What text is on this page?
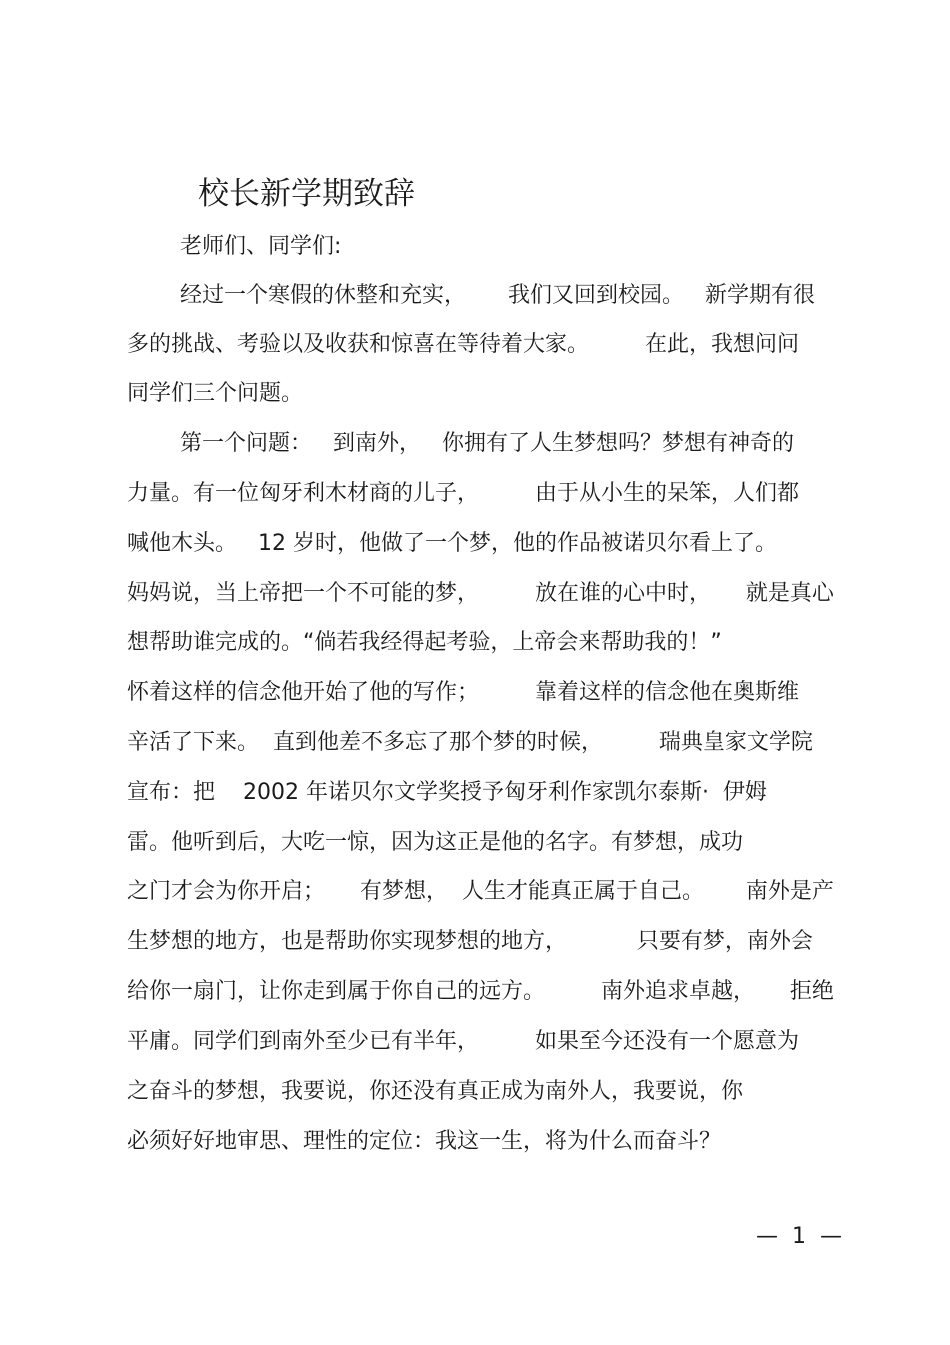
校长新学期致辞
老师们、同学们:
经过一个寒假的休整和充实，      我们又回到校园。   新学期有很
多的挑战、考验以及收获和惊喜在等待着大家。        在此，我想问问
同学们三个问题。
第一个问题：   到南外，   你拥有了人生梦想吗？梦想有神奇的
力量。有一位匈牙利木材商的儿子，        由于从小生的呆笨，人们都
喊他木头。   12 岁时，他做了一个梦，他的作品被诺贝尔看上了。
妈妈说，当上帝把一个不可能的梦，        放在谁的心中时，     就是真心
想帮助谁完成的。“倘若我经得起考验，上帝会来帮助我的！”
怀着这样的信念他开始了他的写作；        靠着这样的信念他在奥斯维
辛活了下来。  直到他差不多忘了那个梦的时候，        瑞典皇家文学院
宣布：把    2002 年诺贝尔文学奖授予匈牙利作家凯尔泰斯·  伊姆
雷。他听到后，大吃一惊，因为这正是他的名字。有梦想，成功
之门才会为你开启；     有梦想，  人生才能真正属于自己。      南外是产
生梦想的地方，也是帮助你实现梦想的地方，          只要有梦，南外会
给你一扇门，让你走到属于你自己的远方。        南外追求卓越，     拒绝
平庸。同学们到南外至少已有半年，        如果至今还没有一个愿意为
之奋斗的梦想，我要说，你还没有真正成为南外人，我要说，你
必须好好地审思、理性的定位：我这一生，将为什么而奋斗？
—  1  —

--*--

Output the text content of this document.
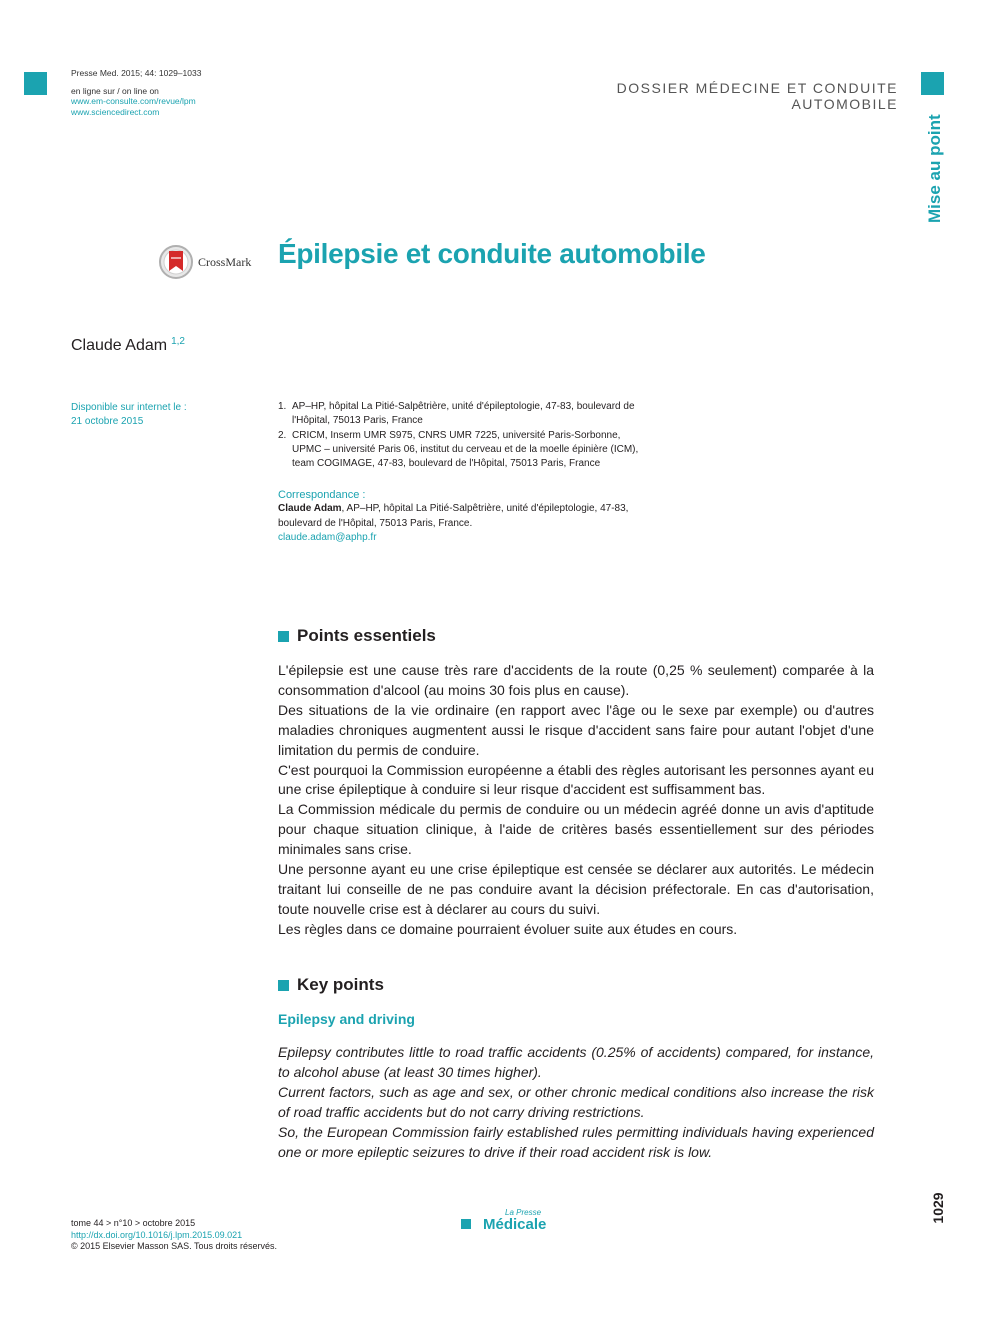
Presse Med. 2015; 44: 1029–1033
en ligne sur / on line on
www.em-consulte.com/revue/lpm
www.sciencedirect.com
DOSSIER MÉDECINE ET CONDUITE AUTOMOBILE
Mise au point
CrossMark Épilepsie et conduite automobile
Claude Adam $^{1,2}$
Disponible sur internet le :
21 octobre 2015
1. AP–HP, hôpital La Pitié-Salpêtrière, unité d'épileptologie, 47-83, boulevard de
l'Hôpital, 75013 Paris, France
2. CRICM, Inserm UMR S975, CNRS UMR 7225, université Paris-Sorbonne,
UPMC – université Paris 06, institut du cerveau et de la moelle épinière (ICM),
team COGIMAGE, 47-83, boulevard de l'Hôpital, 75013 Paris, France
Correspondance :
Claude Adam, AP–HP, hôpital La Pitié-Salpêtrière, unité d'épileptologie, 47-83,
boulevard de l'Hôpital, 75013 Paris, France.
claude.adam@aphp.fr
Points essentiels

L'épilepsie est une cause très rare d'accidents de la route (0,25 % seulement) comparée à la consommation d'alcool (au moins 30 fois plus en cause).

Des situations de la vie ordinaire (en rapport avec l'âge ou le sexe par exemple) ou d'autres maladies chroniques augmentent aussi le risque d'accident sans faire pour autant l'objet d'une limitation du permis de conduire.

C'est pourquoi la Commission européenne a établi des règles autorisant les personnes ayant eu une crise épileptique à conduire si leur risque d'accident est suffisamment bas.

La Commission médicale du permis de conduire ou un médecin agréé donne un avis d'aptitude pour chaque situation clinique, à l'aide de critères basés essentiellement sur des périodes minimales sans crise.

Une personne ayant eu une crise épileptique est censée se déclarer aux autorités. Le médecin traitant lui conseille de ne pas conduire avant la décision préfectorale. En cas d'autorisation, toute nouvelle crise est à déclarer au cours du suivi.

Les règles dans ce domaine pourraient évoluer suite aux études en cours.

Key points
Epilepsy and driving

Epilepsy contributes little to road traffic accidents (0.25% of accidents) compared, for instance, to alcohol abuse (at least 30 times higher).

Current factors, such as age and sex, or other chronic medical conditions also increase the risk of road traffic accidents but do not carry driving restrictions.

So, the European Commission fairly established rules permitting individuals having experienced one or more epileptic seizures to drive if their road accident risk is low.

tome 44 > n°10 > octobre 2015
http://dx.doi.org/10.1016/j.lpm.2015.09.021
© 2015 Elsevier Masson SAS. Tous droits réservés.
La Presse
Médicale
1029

--*--

* [Work to be completed] Copy out every line of the material above that mentions the word "cours".

* [Result]
Une personne ayant eu une crise épileptique est censée se déclarer aux autorités. Le médecin traitant lui conseille de ne pas conduire avant la décision préfectorale. En cas d'autorisation, toute nouvelle crise est à déclarer au cours du suivi.
Les règles dans ce domaine pourraient évoluer suite aux études en cours.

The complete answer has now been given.